Exercise prompt:
Your task is to gather the lines below that hold the string "Fitted".

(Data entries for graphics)
-------
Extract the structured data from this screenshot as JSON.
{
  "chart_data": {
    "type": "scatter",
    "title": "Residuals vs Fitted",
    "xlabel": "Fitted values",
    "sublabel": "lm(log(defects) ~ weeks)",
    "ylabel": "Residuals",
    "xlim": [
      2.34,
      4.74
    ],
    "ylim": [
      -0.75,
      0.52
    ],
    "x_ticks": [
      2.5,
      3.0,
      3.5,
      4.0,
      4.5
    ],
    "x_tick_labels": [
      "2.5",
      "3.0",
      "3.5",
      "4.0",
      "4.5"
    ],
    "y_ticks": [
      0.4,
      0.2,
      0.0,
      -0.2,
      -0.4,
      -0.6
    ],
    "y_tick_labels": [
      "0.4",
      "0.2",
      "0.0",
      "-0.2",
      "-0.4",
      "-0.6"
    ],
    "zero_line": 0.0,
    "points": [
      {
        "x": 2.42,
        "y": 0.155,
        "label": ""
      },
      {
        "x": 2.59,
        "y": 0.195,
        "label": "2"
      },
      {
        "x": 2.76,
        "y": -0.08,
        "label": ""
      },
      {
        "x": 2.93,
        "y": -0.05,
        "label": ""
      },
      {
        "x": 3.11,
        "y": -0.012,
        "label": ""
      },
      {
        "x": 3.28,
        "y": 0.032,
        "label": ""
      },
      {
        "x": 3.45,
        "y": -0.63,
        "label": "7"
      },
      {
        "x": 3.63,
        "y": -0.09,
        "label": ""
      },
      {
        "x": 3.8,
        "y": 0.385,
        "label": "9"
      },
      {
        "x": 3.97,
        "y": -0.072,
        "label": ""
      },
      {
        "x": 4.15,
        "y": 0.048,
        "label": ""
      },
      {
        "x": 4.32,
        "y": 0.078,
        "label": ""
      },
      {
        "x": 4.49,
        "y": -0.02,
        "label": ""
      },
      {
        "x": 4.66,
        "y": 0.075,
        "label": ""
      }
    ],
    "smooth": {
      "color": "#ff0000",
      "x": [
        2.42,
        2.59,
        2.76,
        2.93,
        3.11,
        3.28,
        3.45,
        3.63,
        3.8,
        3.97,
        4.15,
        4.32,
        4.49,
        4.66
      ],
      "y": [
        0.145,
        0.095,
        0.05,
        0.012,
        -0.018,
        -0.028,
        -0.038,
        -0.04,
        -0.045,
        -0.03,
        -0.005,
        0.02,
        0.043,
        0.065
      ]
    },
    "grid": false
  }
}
-------
Written solution:
    "title": "Residuals vs Fitted",
    "xlabel": "Fitted values",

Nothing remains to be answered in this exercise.